_GIVEN PROBLEM:_ Locate the word "HOFFMANN" in the entries below, then gather every line that holds it.

_TASK INPUTS:_
..........

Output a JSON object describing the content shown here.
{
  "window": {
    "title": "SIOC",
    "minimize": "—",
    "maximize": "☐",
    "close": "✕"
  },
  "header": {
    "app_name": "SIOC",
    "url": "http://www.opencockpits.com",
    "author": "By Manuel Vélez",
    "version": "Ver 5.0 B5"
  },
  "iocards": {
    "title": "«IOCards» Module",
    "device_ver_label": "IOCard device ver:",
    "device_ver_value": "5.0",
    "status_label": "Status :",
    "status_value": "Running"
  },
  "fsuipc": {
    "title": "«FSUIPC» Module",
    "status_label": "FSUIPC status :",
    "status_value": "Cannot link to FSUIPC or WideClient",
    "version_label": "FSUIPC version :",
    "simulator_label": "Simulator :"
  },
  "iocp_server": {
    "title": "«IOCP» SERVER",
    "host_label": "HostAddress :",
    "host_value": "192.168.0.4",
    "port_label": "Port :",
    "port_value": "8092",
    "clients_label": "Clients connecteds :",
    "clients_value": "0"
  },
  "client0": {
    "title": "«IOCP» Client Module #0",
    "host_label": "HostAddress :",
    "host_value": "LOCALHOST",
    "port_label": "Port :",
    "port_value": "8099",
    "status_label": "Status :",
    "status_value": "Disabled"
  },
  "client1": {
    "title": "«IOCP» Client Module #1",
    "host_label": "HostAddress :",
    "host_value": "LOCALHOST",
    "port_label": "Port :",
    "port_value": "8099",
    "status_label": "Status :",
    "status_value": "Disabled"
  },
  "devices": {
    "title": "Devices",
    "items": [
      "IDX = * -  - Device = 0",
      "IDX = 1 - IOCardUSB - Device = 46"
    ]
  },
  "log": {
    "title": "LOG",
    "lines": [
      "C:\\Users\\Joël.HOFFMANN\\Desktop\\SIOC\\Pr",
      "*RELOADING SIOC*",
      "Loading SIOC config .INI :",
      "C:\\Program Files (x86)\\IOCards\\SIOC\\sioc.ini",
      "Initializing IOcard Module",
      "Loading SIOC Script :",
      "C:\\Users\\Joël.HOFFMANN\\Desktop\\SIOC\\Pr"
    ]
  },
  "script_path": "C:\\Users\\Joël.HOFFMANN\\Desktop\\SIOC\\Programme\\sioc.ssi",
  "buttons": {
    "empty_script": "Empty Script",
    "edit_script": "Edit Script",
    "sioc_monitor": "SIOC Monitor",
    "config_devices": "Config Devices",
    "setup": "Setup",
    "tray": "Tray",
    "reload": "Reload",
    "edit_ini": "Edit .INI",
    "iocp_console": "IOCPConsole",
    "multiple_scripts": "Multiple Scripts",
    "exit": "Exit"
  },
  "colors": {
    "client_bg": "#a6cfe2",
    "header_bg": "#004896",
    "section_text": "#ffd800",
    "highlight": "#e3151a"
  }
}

..........

_THE RESULT:_
      "C:\\Users\\Joël.HOFFMANN\\Desktop\\SIOC\\Pr",
      "C:\\Users\\Joël.HOFFMANN\\Desktop\\SIOC\\Pr"
  "script_path": "C:\\Users\\Joël.HOFFMANN\\Desktop\\SIOC\\Programme\\sioc.ssi",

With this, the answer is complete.